START

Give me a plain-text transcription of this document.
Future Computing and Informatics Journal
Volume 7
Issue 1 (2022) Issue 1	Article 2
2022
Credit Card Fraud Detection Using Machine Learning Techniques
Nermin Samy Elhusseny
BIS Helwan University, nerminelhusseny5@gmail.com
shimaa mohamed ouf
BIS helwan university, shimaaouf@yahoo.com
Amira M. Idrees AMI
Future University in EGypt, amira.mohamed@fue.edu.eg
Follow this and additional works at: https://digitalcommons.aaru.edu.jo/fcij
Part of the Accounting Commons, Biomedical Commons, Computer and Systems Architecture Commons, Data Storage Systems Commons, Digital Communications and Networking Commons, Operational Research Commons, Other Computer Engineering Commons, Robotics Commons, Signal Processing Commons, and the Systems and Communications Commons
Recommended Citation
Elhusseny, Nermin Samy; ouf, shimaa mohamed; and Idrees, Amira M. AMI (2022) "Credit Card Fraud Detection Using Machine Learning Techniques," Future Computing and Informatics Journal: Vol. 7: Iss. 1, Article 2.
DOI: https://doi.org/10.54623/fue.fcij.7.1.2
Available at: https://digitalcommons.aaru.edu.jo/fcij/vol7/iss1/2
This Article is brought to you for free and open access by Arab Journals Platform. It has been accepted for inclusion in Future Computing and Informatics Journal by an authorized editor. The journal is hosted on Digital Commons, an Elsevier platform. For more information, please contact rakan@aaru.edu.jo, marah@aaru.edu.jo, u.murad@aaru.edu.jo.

END

WORK TO DO:
Word for word, write out the data.

EXERCISE SOLUTION:
Give me a plain-text transcription of this document.
Future Computing and Informatics Journal
Volume 7
Issue 1 (2022) Issue 1	Article 2
2022
Credit Card Fraud Detection Using Machine Learning Techniques
Nermin Samy Elhusseny
BIS Helwan University, nerminelhusseny5@gmail.com
shimaa mohamed ouf
BIS helwan university, shimaaouf@yahoo.com
Amira M. Idrees AMI
Future University in EGypt, amira.mohamed@fue.edu.eg
Follow this and additional works at: https://digitalcommons.aaru.edu.jo/fcij
Part of the Accounting Commons, Biomedical Commons, Computer and Systems Architecture Commons, Data Storage Systems Commons, Digital Communications and Networking Commons, Operational Research Commons, Other Computer Engineering Commons, Robotics Commons, Signal Processing Commons, and the Systems and Communications Commons
Recommended Citation
Elhusseny, Nermin Samy; ouf, shimaa mohamed; and Idrees, Amira M. AMI (2022) "Credit Card Fraud Detection Using Machine Learning Techniques," Future Computing and Informatics Journal: Vol. 7: Iss. 1, Article 2.
DOI: https://doi.org/10.54623/fue.fcij.7.1.2
Available at: https://digitalcommons.aaru.edu.jo/fcij/vol7/iss1/2
This Article is brought to you for free and open access by Arab Journals Platform. It has been accepted for inclusion in Future Computing and Informatics Journal by an authorized editor. The journal is hosted on Digital Commons, an Elsevier platform. For more information, please contact rakan@aaru.edu.jo, marah@aaru.edu.jo, u.murad@aaru.edu.jo.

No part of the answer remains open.